Transcribe every line exactly and omit anything that is a picture.

********

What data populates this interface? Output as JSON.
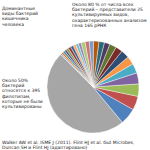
{
  "chart_data": {
    "type": "pie",
    "annotations": [
      "Около 80 % от числа всех бактерий – представители 25 культивируемых видов, охарактеризованных анализом гена 16S рРНК",
      "Доминантные виды бактерий кишечника человека",
      "Около 50% бактерий относятся к 395 филотипам, которые не были культивированы",
      "Walker AW et al. ISME J (2011). Flint HJ et al. Gut Microbes, Duncan SH и Flint HJ (адаптировано)"
    ],
    "values": [
      50,
      6,
      5,
      4.5,
      4,
      3.5,
      3,
      3,
      2.5,
      2.5,
      2,
      2,
      2,
      1.5,
      1.5,
      1.5,
      1,
      1,
      1,
      1,
      1,
      0.8,
      0.8,
      0.7,
      0.7,
      0.5
    ],
    "colors": [
      "#a6a6a6",
      "#4f81bd",
      "#c0504d",
      "#9bbb59",
      "#8064a2",
      "#4bacc6",
      "#f79646",
      "#2c4d75",
      "#772c2a",
      "#5f7530",
      "#4d3b62",
      "#276a7c",
      "#b65708",
      "#729aca",
      "#cd7371",
      "#afc97a",
      "#9983b5",
      "#6fbdd1",
      "#f9ab6b",
      "#3a6599",
      "#9c3a38",
      "#7c9a3f",
      "#664e82",
      "#338ca3",
      "#ee7b1a",
      "#95b3d7"
    ]
  }
}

********

Result of this exercise:
What data populates this interface? Output as JSON.
{
  "chart_data": {
    "type": "pie",
    "annotations": [
      "Около 80 % от числа всех бактерий – представители 25 культивируемых видов, охарактеризованных анализом гена 16S рРНК",
      "Доминантные виды бактерий кишечника человека",
      "Около 50% бактерий относятся к 395 филотипам, которые не были культивированы",
      "Walker AW et al. ISME J (2011). Flint HJ et al. Gut Microbes, Duncan SH и Flint HJ (адаптировано)"
    ],
    "values": [
      50,
      6,
      5,
      4.5,
      4,
      3.5,
      3,
      3,
      2.5,
      2.5,
      2,
      2,
      2,
      1.5,
      1.5,
      1.5,
      1,
      1,
      1,
      1,
      1,
      0.8,
      0.8,
      0.7,
      0.7,
      0.5
    ],
    "colors": [
      "#a6a6a6",
      "#4f81bd",
      "#c0504d",
      "#9bbb59",
      "#8064a2",
      "#4bacc6",
      "#f79646",
      "#2c4d75",
      "#772c2a",
      "#5f7530",
      "#4d3b62",
      "#276a7c",
      "#b65708",
      "#729aca",
      "#cd7371",
      "#afc97a",
      "#9983b5",
      "#6fbdd1",
      "#f9ab6b",
      "#3a6599",
      "#9c3a38",
      "#7c9a3f",
      "#664e82",
      "#338ca3",
      "#ee7b1a",
      "#95b3d7"
    ]
  }
}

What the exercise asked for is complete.